---- Records to process

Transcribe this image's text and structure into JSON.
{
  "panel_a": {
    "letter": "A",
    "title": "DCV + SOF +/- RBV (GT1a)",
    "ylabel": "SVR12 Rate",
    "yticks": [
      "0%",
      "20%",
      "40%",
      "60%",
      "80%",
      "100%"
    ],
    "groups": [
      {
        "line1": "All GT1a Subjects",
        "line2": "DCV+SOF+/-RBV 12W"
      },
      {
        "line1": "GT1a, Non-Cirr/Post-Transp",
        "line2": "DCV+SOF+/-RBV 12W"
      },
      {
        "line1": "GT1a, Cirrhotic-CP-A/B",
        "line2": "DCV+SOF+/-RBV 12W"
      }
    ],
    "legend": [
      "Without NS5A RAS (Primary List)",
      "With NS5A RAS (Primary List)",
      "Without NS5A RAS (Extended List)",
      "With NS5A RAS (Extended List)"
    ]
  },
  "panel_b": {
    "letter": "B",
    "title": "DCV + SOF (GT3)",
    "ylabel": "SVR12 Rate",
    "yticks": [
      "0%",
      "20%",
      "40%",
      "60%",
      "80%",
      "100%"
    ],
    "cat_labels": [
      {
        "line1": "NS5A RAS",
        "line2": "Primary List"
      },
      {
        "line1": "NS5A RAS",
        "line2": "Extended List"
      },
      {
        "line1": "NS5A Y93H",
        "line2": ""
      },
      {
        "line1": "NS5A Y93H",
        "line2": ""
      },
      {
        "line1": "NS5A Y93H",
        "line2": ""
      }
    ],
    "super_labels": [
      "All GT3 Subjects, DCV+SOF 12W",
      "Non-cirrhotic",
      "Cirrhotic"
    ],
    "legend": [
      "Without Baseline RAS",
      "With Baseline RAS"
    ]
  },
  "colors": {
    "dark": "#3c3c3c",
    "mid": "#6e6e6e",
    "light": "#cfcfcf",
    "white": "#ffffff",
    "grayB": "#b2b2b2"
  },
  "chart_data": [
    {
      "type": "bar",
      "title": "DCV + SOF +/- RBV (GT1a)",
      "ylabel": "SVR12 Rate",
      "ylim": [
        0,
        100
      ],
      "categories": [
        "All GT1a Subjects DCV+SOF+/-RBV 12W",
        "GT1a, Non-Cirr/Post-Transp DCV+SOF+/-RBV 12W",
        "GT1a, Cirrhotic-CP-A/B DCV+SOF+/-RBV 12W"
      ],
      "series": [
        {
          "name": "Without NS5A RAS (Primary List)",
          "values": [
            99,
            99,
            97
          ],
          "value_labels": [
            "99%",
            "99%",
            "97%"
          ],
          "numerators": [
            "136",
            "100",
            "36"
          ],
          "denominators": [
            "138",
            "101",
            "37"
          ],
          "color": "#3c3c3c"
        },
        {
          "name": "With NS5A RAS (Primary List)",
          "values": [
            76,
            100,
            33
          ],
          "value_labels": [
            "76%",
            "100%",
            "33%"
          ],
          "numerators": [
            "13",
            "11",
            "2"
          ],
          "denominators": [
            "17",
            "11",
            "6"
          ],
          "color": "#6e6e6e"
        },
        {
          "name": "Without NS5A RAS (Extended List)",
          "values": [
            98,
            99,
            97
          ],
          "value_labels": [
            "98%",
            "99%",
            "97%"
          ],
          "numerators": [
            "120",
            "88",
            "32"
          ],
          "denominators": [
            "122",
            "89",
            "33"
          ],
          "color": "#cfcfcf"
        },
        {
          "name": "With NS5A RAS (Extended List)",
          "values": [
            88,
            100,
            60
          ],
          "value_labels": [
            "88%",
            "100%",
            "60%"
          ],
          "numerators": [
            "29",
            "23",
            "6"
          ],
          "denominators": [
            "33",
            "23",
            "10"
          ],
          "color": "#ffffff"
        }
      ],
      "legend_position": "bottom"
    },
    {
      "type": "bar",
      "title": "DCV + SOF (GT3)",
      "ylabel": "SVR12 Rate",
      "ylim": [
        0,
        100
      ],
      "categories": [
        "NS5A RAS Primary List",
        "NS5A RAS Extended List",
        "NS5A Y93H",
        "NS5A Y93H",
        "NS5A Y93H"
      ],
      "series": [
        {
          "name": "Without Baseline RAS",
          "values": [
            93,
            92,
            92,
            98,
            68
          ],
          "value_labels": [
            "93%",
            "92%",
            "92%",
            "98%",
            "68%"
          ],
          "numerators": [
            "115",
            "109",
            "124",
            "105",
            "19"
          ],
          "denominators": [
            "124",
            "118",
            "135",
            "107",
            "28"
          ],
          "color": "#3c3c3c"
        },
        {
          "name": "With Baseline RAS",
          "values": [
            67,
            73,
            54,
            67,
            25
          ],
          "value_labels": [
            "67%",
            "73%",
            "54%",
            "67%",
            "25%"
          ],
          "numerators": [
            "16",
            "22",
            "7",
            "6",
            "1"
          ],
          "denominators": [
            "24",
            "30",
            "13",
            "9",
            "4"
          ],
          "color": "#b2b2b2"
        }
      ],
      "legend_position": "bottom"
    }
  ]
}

--------

**Task statement:**
Copy out each record, keeping every word as it is.

**Exercise solution:**
Transcribe this image's text and structure into JSON.
{
  "panel_a": {
    "letter": "A",
    "title": "DCV + SOF +/- RBV (GT1a)",
    "ylabel": "SVR12 Rate",
    "yticks": [
      "0%",
      "20%",
      "40%",
      "60%",
      "80%",
      "100%"
    ],
    "groups": [
      {
        "line1": "All GT1a Subjects",
        "line2": "DCV+SOF+/-RBV 12W"
      },
      {
        "line1": "GT1a, Non-Cirr/Post-Transp",
        "line2": "DCV+SOF+/-RBV 12W"
      },
      {
        "line1": "GT1a, Cirrhotic-CP-A/B",
        "line2": "DCV+SOF+/-RBV 12W"
      }
    ],
    "legend": [
      "Without NS5A RAS (Primary List)",
      "With NS5A RAS (Primary List)",
      "Without NS5A RAS (Extended List)",
      "With NS5A RAS (Extended List)"
    ]
  },
  "panel_b": {
    "letter": "B",
    "title": "DCV + SOF (GT3)",
    "ylabel": "SVR12 Rate",
    "yticks": [
      "0%",
      "20%",
      "40%",
      "60%",
      "80%",
      "100%"
    ],
    "cat_labels": [
      {
        "line1": "NS5A RAS",
        "line2": "Primary List"
      },
      {
        "line1": "NS5A RAS",
        "line2": "Extended List"
      },
      {
        "line1": "NS5A Y93H",
        "line2": ""
      },
      {
        "line1": "NS5A Y93H",
        "line2": ""
      },
      {
        "line1": "NS5A Y93H",
        "line2": ""
      }
    ],
    "super_labels": [
      "All GT3 Subjects, DCV+SOF 12W",
      "Non-cirrhotic",
      "Cirrhotic"
    ],
    "legend": [
      "Without Baseline RAS",
      "With Baseline RAS"
    ]
  },
  "colors": {
    "dark": "#3c3c3c",
    "mid": "#6e6e6e",
    "light": "#cfcfcf",
    "white": "#ffffff",
    "grayB": "#b2b2b2"
  },
  "chart_data": [
    {
      "type": "bar",
      "title": "DCV + SOF +/- RBV (GT1a)",
      "ylabel": "SVR12 Rate",
      "ylim": [
        0,
        100
      ],
      "categories": [
        "All GT1a Subjects DCV+SOF+/-RBV 12W",
        "GT1a, Non-Cirr/Post-Transp DCV+SOF+/-RBV 12W",
        "GT1a, Cirrhotic-CP-A/B DCV+SOF+/-RBV 12W"
      ],
      "series": [
        {
          "name": "Without NS5A RAS (Primary List)",
          "values": [
            99,
            99,
            97
          ],
          "value_labels": [
            "99%",
            "99%",
            "97%"
          ],
          "numerators": [
            "136",
            "100",
            "36"
          ],
          "denominators": [
            "138",
            "101",
            "37"
          ],
          "color": "#3c3c3c"
        },
        {
          "name": "With NS5A RAS (Primary List)",
          "values": [
            76,
            100,
            33
          ],
          "value_labels": [
            "76%",
            "100%",
            "33%"
          ],
          "numerators": [
            "13",
            "11",
            "2"
          ],
          "denominators": [
            "17",
            "11",
            "6"
          ],
          "color": "#6e6e6e"
        },
        {
          "name": "Without NS5A RAS (Extended List)",
          "values": [
            98,
            99,
            97
          ],
          "value_labels": [
            "98%",
            "99%",
            "97%"
          ],
          "numerators": [
            "120",
            "88",
            "32"
          ],
          "denominators": [
            "122",
            "89",
            "33"
          ],
          "color": "#cfcfcf"
        },
        {
          "name": "With NS5A RAS (Extended List)",
          "values": [
            88,
            100,
            60
          ],
          "value_labels": [
            "88%",
            "100%",
            "60%"
          ],
          "numerators": [
            "29",
            "23",
            "6"
          ],
          "denominators": [
            "33",
            "23",
            "10"
          ],
          "color": "#ffffff"
        }
      ],
      "legend_position": "bottom"
    },
    {
      "type": "bar",
      "title": "DCV + SOF (GT3)",
      "ylabel": "SVR12 Rate",
      "ylim": [
        0,
        100
      ],
      "categories": [
        "NS5A RAS Primary List",
        "NS5A RAS Extended List",
        "NS5A Y93H",
        "NS5A Y93H",
        "NS5A Y93H"
      ],
      "series": [
        {
          "name": "Without Baseline RAS",
          "values": [
            93,
            92,
            92,
            98,
            68
          ],
          "value_labels": [
            "93%",
            "92%",
            "92%",
            "98%",
            "68%"
          ],
          "numerators": [
            "115",
            "109",
            "124",
            "105",
            "19"
          ],
          "denominators": [
            "124",
            "118",
            "135",
            "107",
            "28"
          ],
          "color": "#3c3c3c"
        },
        {
          "name": "With Baseline RAS",
          "values": [
            67,
            73,
            54,
            67,
            25
          ],
          "value_labels": [
            "67%",
            "73%",
            "54%",
            "67%",
            "25%"
          ],
          "numerators": [
            "16",
            "22",
            "7",
            "6",
            "1"
          ],
          "denominators": [
            "24",
            "30",
            "13",
            "9",
            "4"
          ],
          "color": "#b2b2b2"
        }
      ],
      "legend_position": "bottom"
    }
  ]
}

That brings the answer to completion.